• WHAT NEEDS TO BE DONE:
Copy every line with the string "Europæiske" in it.

++++++++++++++++++++

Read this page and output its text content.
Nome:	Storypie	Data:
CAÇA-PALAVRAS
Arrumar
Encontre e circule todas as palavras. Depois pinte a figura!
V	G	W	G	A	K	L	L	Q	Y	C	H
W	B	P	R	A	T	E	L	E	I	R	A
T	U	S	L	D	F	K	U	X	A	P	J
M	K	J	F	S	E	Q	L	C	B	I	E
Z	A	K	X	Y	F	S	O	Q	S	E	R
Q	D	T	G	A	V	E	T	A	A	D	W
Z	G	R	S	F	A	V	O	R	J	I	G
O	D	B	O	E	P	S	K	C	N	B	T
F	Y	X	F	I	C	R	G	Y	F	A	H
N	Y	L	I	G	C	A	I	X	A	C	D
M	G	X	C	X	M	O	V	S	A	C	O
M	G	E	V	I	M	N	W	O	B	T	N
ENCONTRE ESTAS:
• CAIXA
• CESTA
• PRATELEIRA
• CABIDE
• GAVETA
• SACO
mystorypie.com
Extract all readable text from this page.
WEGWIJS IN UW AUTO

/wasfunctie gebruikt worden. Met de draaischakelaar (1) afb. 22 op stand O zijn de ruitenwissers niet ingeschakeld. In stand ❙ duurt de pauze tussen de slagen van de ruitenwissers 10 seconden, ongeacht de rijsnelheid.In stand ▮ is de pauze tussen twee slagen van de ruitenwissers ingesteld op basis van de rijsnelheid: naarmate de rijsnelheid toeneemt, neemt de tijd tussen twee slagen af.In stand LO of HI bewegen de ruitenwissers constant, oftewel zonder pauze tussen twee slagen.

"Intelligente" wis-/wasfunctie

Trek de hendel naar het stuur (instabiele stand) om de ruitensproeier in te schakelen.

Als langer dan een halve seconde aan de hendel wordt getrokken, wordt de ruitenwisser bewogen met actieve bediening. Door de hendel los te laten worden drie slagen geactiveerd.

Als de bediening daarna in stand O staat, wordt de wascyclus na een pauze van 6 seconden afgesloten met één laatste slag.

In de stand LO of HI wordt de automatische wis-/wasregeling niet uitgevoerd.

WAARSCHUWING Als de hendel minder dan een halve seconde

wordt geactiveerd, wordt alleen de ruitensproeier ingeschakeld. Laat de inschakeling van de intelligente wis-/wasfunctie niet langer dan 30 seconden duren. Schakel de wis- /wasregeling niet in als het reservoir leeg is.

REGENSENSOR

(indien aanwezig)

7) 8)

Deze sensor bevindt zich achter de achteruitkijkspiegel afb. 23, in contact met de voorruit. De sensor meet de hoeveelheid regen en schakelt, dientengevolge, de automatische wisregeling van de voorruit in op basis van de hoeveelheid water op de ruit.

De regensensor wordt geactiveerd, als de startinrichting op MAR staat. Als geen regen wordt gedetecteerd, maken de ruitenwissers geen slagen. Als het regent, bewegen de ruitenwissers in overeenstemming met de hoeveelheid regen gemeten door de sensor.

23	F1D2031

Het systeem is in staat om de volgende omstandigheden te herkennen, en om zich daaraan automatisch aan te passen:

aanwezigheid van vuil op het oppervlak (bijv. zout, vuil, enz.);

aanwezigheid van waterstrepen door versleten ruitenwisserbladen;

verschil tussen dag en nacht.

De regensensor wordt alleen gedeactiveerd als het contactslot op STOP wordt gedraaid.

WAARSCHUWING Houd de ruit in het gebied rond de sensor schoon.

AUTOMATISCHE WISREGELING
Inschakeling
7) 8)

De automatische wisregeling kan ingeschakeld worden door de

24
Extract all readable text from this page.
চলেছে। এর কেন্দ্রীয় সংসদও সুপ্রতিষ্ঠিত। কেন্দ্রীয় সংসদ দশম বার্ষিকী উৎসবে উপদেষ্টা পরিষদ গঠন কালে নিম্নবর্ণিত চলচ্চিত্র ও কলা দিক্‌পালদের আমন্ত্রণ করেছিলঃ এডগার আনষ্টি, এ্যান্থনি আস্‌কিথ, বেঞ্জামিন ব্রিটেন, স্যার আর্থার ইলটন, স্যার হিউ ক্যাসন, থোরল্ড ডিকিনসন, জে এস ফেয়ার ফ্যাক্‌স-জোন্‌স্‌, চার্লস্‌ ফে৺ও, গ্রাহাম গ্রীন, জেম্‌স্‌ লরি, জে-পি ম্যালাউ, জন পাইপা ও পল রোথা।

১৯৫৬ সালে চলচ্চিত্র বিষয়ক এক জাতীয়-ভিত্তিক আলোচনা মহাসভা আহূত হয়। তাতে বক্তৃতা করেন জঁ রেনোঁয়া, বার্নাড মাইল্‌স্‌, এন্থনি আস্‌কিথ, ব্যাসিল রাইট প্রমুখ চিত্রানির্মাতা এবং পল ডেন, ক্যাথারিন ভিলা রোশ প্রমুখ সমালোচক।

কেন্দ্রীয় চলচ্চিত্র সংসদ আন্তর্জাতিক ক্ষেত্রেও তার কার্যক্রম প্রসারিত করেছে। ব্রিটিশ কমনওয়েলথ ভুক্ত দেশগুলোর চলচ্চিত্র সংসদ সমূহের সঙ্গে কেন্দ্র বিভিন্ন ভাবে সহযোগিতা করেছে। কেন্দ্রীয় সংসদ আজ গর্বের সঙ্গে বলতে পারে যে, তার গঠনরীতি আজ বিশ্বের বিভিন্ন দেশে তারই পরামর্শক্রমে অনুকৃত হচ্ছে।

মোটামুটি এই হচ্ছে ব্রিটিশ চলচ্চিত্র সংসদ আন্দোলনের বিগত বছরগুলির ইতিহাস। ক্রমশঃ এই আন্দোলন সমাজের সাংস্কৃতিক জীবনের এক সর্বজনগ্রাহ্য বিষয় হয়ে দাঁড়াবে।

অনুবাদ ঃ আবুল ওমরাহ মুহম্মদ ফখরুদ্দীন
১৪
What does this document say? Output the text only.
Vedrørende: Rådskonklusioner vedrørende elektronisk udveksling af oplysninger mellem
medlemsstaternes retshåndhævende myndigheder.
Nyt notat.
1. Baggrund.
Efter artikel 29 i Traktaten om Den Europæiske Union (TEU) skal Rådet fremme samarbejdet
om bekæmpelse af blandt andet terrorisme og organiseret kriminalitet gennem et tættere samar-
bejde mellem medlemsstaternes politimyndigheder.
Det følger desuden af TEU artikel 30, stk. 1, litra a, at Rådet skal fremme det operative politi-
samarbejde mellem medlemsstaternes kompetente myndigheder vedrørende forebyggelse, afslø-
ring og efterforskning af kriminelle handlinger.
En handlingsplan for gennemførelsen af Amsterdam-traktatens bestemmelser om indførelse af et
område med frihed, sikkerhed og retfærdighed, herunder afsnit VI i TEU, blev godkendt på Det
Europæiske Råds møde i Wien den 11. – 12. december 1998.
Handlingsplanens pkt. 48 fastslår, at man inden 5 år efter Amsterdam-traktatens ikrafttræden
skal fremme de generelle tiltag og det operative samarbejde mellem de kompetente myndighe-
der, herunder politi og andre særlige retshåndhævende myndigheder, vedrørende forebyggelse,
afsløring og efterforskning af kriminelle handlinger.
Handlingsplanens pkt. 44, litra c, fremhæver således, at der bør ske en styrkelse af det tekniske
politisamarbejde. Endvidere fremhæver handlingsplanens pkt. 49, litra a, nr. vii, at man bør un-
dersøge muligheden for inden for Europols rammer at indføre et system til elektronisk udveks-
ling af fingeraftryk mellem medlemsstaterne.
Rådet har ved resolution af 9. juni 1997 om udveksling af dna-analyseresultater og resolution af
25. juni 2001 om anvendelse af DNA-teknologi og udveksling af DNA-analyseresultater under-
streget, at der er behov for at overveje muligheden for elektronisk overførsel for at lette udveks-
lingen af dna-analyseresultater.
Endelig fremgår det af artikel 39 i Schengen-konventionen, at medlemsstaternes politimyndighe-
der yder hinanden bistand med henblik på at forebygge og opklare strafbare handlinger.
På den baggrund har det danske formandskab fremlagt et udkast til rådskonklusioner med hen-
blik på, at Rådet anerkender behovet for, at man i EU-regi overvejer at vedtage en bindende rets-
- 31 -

++++++++++++++++++++

• CORRECT OUTPUT:
Efter artikel 29 i Traktaten om Den Europæiske Union (TEU) skal Rådet fremme samarbejdet
Europæiske Råds møde i Wien den 11. – 12. december 1998.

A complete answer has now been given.